§ **Short exercise**: Your task is to repeat all of the material exactly.

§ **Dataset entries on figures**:
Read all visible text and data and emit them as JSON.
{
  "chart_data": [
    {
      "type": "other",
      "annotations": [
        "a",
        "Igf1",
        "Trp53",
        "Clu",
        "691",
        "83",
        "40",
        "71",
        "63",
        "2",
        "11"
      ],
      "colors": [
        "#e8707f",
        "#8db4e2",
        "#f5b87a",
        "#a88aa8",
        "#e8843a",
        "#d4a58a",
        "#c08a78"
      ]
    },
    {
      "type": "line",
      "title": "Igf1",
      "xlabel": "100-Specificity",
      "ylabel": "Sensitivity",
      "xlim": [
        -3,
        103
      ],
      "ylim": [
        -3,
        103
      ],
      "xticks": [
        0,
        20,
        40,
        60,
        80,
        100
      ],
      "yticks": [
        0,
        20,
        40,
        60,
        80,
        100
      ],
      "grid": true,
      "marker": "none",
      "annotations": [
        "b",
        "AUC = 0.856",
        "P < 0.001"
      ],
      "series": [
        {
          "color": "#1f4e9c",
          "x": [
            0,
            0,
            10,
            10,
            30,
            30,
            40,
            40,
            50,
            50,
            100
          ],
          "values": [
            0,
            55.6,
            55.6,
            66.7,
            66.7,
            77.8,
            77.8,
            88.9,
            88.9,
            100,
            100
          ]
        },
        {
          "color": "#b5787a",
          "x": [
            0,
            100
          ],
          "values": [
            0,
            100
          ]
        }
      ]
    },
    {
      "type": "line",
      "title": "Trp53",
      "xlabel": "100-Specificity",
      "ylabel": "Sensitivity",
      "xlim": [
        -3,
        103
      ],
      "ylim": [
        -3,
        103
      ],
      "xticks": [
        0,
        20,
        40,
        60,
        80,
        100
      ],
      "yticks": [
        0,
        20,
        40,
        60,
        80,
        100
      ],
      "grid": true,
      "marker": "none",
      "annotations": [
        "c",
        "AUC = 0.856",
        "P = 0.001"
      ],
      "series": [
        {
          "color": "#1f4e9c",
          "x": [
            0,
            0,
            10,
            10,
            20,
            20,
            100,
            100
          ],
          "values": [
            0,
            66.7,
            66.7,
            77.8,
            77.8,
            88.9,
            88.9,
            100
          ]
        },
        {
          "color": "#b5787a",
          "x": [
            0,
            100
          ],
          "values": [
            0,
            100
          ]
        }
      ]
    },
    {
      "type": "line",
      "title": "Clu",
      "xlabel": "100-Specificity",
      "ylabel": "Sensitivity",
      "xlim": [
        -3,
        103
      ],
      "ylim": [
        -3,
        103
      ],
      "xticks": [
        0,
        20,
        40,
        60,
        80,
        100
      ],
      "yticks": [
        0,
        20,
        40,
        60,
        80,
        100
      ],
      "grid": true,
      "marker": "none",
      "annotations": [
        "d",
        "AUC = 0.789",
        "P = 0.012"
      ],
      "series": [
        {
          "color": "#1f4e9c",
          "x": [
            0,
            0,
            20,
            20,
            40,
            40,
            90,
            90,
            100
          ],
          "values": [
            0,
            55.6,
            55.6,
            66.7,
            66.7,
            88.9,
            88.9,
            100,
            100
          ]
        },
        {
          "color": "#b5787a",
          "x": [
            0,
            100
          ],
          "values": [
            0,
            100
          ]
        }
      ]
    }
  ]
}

§ **Response to this exercise**:
Read all visible text and data and emit them as JSON.
{
  "chart_data": [
    {
      "type": "other",
      "annotations": [
        "a",
        "Igf1",
        "Trp53",
        "Clu",
        "691",
        "83",
        "40",
        "71",
        "63",
        "2",
        "11"
      ],
      "colors": [
        "#e8707f",
        "#8db4e2",
        "#f5b87a",
        "#a88aa8",
        "#e8843a",
        "#d4a58a",
        "#c08a78"
      ]
    },
    {
      "type": "line",
      "title": "Igf1",
      "xlabel": "100-Specificity",
      "ylabel": "Sensitivity",
      "xlim": [
        -3,
        103
      ],
      "ylim": [
        -3,
        103
      ],
      "xticks": [
        0,
        20,
        40,
        60,
        80,
        100
      ],
      "yticks": [
        0,
        20,
        40,
        60,
        80,
        100
      ],
      "grid": true,
      "marker": "none",
      "annotations": [
        "b",
        "AUC = 0.856",
        "P < 0.001"
      ],
      "series": [
        {
          "color": "#1f4e9c",
          "x": [
            0,
            0,
            10,
            10,
            30,
            30,
            40,
            40,
            50,
            50,
            100
          ],
          "values": [
            0,
            55.6,
            55.6,
            66.7,
            66.7,
            77.8,
            77.8,
            88.9,
            88.9,
            100,
            100
          ]
        },
        {
          "color": "#b5787a",
          "x": [
            0,
            100
          ],
          "values": [
            0,
            100
          ]
        }
      ]
    },
    {
      "type": "line",
      "title": "Trp53",
      "xlabel": "100-Specificity",
      "ylabel": "Sensitivity",
      "xlim": [
        -3,
        103
      ],
      "ylim": [
        -3,
        103
      ],
      "xticks": [
        0,
        20,
        40,
        60,
        80,
        100
      ],
      "yticks": [
        0,
        20,
        40,
        60,
        80,
        100
      ],
      "grid": true,
      "marker": "none",
      "annotations": [
        "c",
        "AUC = 0.856",
        "P = 0.001"
      ],
      "series": [
        {
          "color": "#1f4e9c",
          "x": [
            0,
            0,
            10,
            10,
            20,
            20,
            100,
            100
          ],
          "values": [
            0,
            66.7,
            66.7,
            77.8,
            77.8,
            88.9,
            88.9,
            100
          ]
        },
        {
          "color": "#b5787a",
          "x": [
            0,
            100
          ],
          "values": [
            0,
            100
          ]
        }
      ]
    },
    {
      "type": "line",
      "title": "Clu",
      "xlabel": "100-Specificity",
      "ylabel": "Sensitivity",
      "xlim": [
        -3,
        103
      ],
      "ylim": [
        -3,
        103
      ],
      "xticks": [
        0,
        20,
        40,
        60,
        80,
        100
      ],
      "yticks": [
        0,
        20,
        40,
        60,
        80,
        100
      ],
      "grid": true,
      "marker": "none",
      "annotations": [
        "d",
        "AUC = 0.789",
        "P = 0.012"
      ],
      "series": [
        {
          "color": "#1f4e9c",
          "x": [
            0,
            0,
            20,
            20,
            40,
            40,
            90,
            90,
            100
          ],
          "values": [
            0,
            55.6,
            55.6,
            66.7,
            66.7,
            88.9,
            88.9,
            100,
            100
          ]
        },
        {
          "color": "#b5787a",
          "x": [
            0,
            100
          ],
          "values": [
            0,
            100
          ]
        }
      ]
    }
  ]
}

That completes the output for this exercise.